» **What this task involves**
Please format all lines of the entries below as a Markdown table with the columns Row and Line, numbering each line and leaving out blank lines.

[start of Material supplied]

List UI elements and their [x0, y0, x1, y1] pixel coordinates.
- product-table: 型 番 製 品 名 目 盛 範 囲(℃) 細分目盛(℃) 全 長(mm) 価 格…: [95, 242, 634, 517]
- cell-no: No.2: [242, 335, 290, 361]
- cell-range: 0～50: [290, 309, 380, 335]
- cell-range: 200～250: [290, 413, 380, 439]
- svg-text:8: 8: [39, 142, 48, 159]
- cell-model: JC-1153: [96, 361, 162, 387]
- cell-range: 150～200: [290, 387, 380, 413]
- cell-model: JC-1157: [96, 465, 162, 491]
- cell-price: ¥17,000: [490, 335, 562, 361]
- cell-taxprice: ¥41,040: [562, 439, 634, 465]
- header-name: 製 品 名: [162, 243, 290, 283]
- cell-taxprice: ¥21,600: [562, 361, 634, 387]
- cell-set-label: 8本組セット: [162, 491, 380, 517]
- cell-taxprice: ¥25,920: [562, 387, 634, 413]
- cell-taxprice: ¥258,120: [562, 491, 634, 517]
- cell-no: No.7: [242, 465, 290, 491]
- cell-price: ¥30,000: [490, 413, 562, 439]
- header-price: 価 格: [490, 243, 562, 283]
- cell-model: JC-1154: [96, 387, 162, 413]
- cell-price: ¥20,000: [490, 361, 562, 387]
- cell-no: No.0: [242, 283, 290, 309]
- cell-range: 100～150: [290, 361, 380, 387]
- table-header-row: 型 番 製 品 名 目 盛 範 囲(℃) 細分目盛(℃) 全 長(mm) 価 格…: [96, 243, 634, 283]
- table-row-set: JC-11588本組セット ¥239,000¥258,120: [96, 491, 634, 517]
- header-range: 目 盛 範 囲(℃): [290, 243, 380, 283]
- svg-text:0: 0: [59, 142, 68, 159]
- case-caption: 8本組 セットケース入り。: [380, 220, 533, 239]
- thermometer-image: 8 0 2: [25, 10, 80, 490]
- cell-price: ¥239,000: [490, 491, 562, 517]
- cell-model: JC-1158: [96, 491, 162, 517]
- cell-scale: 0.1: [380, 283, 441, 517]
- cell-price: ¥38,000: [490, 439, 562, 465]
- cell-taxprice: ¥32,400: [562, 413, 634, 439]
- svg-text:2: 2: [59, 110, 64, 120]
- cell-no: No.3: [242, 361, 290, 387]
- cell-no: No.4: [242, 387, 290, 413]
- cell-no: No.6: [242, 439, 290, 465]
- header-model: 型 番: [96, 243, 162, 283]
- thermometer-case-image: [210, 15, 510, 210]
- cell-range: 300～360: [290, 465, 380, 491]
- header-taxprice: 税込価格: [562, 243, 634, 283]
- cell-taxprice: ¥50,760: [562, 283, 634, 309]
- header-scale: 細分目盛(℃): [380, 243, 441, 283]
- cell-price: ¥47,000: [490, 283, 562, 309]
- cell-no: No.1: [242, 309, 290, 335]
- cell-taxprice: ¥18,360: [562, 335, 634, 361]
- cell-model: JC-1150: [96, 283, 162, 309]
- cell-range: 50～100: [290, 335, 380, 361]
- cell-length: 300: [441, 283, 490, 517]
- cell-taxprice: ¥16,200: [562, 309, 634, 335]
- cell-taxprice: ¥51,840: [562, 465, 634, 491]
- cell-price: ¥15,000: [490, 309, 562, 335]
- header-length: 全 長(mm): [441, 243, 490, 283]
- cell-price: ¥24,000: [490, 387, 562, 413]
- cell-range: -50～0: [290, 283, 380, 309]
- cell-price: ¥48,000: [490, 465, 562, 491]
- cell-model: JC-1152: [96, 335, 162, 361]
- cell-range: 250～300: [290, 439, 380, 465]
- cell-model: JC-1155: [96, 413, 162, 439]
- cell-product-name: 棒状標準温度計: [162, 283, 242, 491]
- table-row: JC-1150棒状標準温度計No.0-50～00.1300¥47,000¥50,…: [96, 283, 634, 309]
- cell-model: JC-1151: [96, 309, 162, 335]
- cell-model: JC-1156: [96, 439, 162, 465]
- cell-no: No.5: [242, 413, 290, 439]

[end of Material supplied]

» **Written solution**
| Row | Line |
|---|---|
| 1 | List UI elements and their [x0, y0, x1, y1] pixel coordinates. |
| 2 | - product-table: 型 番 製 品 名 目 盛 範 囲(℃) 細分目盛(℃) 全 長(mm) 価 格…: [95, 242, 634, 517] |
| 3 | - cell-no: No.2: [242, 335, 290, 361] |
| 4 | - cell-range: 0～50: [290, 309, 380, 335] |
| 5 | - cell-range: 200～250: [290, 413, 380, 439] |
| 6 | - svg-text:8: 8: [39, 142, 48, 159] |
| 7 | - cell-model: JC-1153: [96, 361, 162, 387] |
| 8 | - cell-range: 150～200: [290, 387, 380, 413] |
| 9 | - cell-model: JC-1157: [96, 465, 162, 491] |
| 10 | - cell-price: ¥17,000: [490, 335, 562, 361] |
| 11 | - cell-taxprice: ¥41,040: [562, 439, 634, 465] |
| 12 | - header-name: 製 品 名: [162, 243, 290, 283] |
| 13 | - cell-taxprice: ¥21,600: [562, 361, 634, 387] |
| 14 | - cell-set-label: 8本組セット: [162, 491, 380, 517] |
| 15 | - cell-taxprice: ¥25,920: [562, 387, 634, 413] |
| 16 | - cell-taxprice: ¥258,120: [562, 491, 634, 517] |
| 17 | - cell-no: No.7: [242, 465, 290, 491] |
| 18 | - cell-price: ¥30,000: [490, 413, 562, 439] |
| 19 | - header-price: 価 格: [490, 243, 562, 283] |
| 20 | - cell-model: JC-1154: [96, 387, 162, 413] |
| 21 | - cell-price: ¥20,000: [490, 361, 562, 387] |
| 22 | - cell-no: No.0: [242, 283, 290, 309] |
| 23 | - cell-range: 100～150: [290, 361, 380, 387] |
| 24 | - table-header-row: 型 番 製 品 名 目 盛 範 囲(℃) 細分目盛(℃) 全 長(mm) 価 格…: [96, 243, 634, 283] |
| 25 | - table-row-set: JC-11588本組セット ¥239,000¥258,120: [96, 491, 634, 517] |
| 26 | - header-range: 目 盛 範 囲(℃): [290, 243, 380, 283] |
| 27 | - svg-text:0: 0: [59, 142, 68, 159] |
| 28 | - case-caption: 8本組 セットケース入り。: [380, 220, 533, 239] |
| 29 | - thermometer-image: 8 0 2: [25, 10, 80, 490] |
| 30 | - cell-price: ¥239,000: [490, 491, 562, 517] |
| 31 | - cell-model: JC-1158: [96, 491, 162, 517] |
| 32 | - cell-scale: 0.1: [380, 283, 441, 517] |
| 33 | - cell-price: ¥38,000: [490, 439, 562, 465] |
| 34 | - cell-taxprice: ¥32,400: [562, 413, 634, 439] |
| 35 | - svg-text:2: 2: [59, 110, 64, 120] |
| 36 | - cell-no: No.3: [242, 361, 290, 387] |
| 37 | - cell-no: No.4: [242, 387, 290, 413] |
| 38 | - cell-no: No.6: [242, 439, 290, 465] |
| 39 | - header-model: 型 番: [96, 243, 162, 283] |
| 40 | - thermometer-case-image: [210, 15, 510, 210] |
| 41 | - cell-range: 300～360: [290, 465, 380, 491] |
| 42 | - header-taxprice: 税込価格: [562, 243, 634, 283] |
| 43 | - cell-taxprice: ¥50,760: [562, 283, 634, 309] |
| 44 | - header-scale: 細分目盛(℃): [380, 243, 441, 283] |
| 45 | - cell-price: ¥47,000: [490, 283, 562, 309] |
| 46 | - cell-no: No.1: [242, 309, 290, 335] |
| 47 | - cell-taxprice: ¥18,360: [562, 335, 634, 361] |
| 48 | - cell-model: JC-1150: [96, 283, 162, 309] |
| 49 | - cell-range: 50～100: [290, 335, 380, 361] |
| 50 | - cell-length: 300: [441, 283, 490, 517] |
| 51 | - cell-taxprice: ¥16,200: [562, 309, 634, 335] |
| 52 | - cell-taxprice: ¥51,840: [562, 465, 634, 491] |
| 53 | - cell-price: ¥15,000: [490, 309, 562, 335] |
| 54 | - header-length: 全 長(mm): [441, 243, 490, 283] |
| 55 | - cell-price: ¥24,000: [490, 387, 562, 413] |
| 56 | - cell-range: -50～0: [290, 283, 380, 309] |
| 57 | - cell-price: ¥48,000: [490, 465, 562, 491] |
| 58 | - cell-model: JC-1152: [96, 335, 162, 361] |
| 59 | - cell-range: 250～300: [290, 439, 380, 465] |
| 60 | - cell-model: JC-1155: [96, 413, 162, 439] |
| 61 | - cell-product-name: 棒状標準温度計: [162, 283, 242, 491] |
| 62 | - table-row: JC-1150棒状標準温度計No.0-50～00.1300¥47,000¥50,…: [96, 283, 634, 309] |
| 63 | - cell-model: JC-1151: [96, 309, 162, 335] |
| 64 | - cell-model: JC-1156: [96, 439, 162, 465] |
| 65 | - cell-no: No.5: [242, 413, 290, 439] |